→ **Task goal**
Drop every picture, then transcribe the remaining data exactly.

→ **Material to process**
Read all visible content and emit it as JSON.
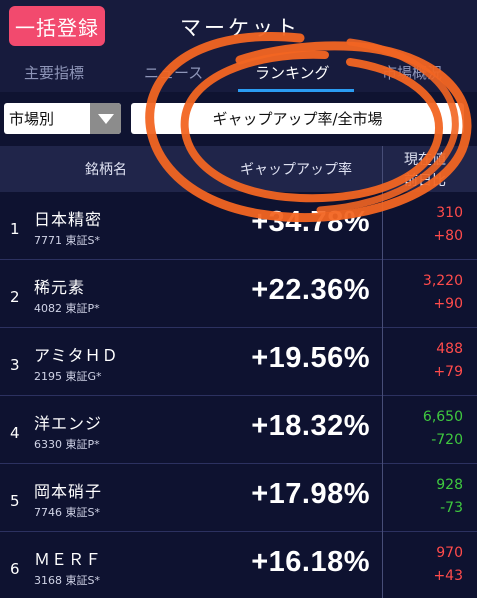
{
  "header": {
    "bulk_register_label": "一括登録",
    "title": "マーケット"
  },
  "tabs": [
    {
      "label": "主要指標",
      "active": false
    },
    {
      "label": "ニュース",
      "active": false
    },
    {
      "label": "ランキング",
      "active": true
    },
    {
      "label": "市場概況",
      "active": false
    }
  ],
  "filters": {
    "market_select_value": "市場別",
    "ranking_type_value": "ギャップアップ率/全市場"
  },
  "table": {
    "columns": {
      "name": "銘柄名",
      "gap_rate": "ギャップアップ率",
      "price_line1": "現在値",
      "price_line2": "前日比"
    },
    "rows": [
      {
        "rank": "1",
        "name": "日本精密",
        "code": "7771 東証S*",
        "rate": "+34.78%",
        "price": "310",
        "change": "+80",
        "color": "#ff4b4b"
      },
      {
        "rank": "2",
        "name": "稀元素",
        "code": "4082 東証P*",
        "rate": "+22.36%",
        "price": "3,220",
        "change": "+90",
        "color": "#ff4b4b"
      },
      {
        "rank": "3",
        "name": "アミタＨＤ",
        "code": "2195 東証G*",
        "rate": "+19.56%",
        "price": "488",
        "change": "+79",
        "color": "#ff4b4b"
      },
      {
        "rank": "4",
        "name": "洋エンジ",
        "code": "6330 東証P*",
        "rate": "+18.32%",
        "price": "6,650",
        "change": "-720",
        "color": "#3fc83f"
      },
      {
        "rank": "5",
        "name": "岡本硝子",
        "code": "7746 東証S*",
        "rate": "+17.98%",
        "price": "928",
        "change": "-73",
        "color": "#3fc83f"
      },
      {
        "rank": "6",
        "name": "ＭＥＲＦ",
        "code": "3168 東証S*",
        "rate": "+16.18%",
        "price": "970",
        "change": "+43",
        "color": "#ff4b4b"
      }
    ]
  },
  "colors": {
    "up": "#ff4b4b",
    "down": "#3fc83f",
    "accent": "#2b9cf2",
    "annotation": "#f26522"
  }
}
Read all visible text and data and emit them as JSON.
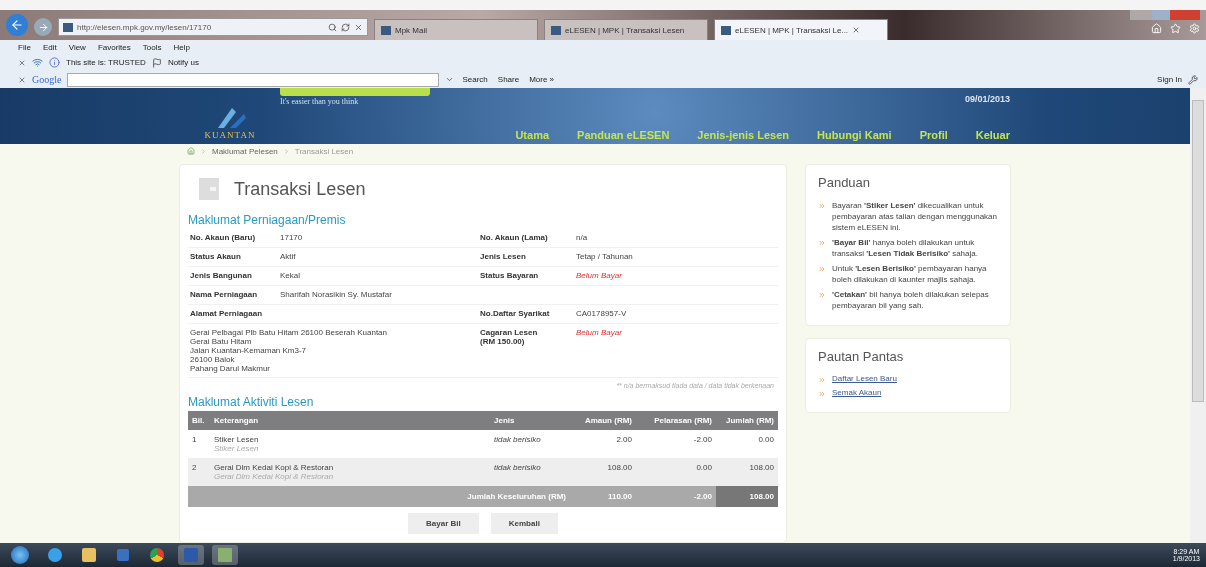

→ **Full response**
Read all visible content and emit it as JSON.
{
  "header": {
    "bulk_register_label": "一括登録",
    "title": "マーケット"
  },
  "tabs": [
    {
      "label": "主要指標",
      "active": false
    },
    {
      "label": "ニュース",
      "active": false
    },
    {
      "label": "ランキング",
      "active": true
    },
    {
      "label": "市場概況",
      "active": false
    }
  ],
  "filters": {
    "market_select_value": "市場別",
    "ranking_type_value": "ギャップアップ率/全市場"
  },
  "table": {
    "columns": {
      "name": "銘柄名",
      "gap_rate": "ギャップアップ率",
      "price_line1": "現在値",
      "price_line2": "前日比"
    },
    "rows": [
      {
        "rank": "1",
        "name": "日本精密",
        "code": "7771 東証S*",
        "rate": "+34.78%",
        "price": "310",
        "change": "+80",
        "color": "#ff4b4b"
      },
      {
        "rank": "2",
        "name": "稀元素",
        "code": "4082 東証P*",
        "rate": "+22.36%",
        "price": "3,220",
        "change": "+90",
        "color": "#ff4b4b"
      },
      {
        "rank": "3",
        "name": "アミタＨＤ",
        "code": "2195 東証G*",
        "rate": "+19.56%",
        "price": "488",
        "change": "+79",
        "color": "#ff4b4b"
      },
      {
        "rank": "4",
        "name": "洋エンジ",
        "code": "6330 東証P*",
        "rate": "+18.32%",
        "price": "6,650",
        "change": "-720",
        "color": "#3fc83f"
      },
      {
        "rank": "5",
        "name": "岡本硝子",
        "code": "7746 東証S*",
        "rate": "+17.98%",
        "price": "928",
        "change": "-73",
        "color": "#3fc83f"
      },
      {
        "rank": "6",
        "name": "ＭＥＲＦ",
        "code": "3168 東証S*",
        "rate": "+16.18%",
        "price": "970",
        "change": "+43",
        "color": "#ff4b4b"
      }
    ]
  },
  "colors": {
    "up": "#ff4b4b",
    "down": "#3fc83f",
    "accent": "#2b9cf2",
    "annotation": "#f26522"
  }
}
Read all visible text and data and emit them as JSON.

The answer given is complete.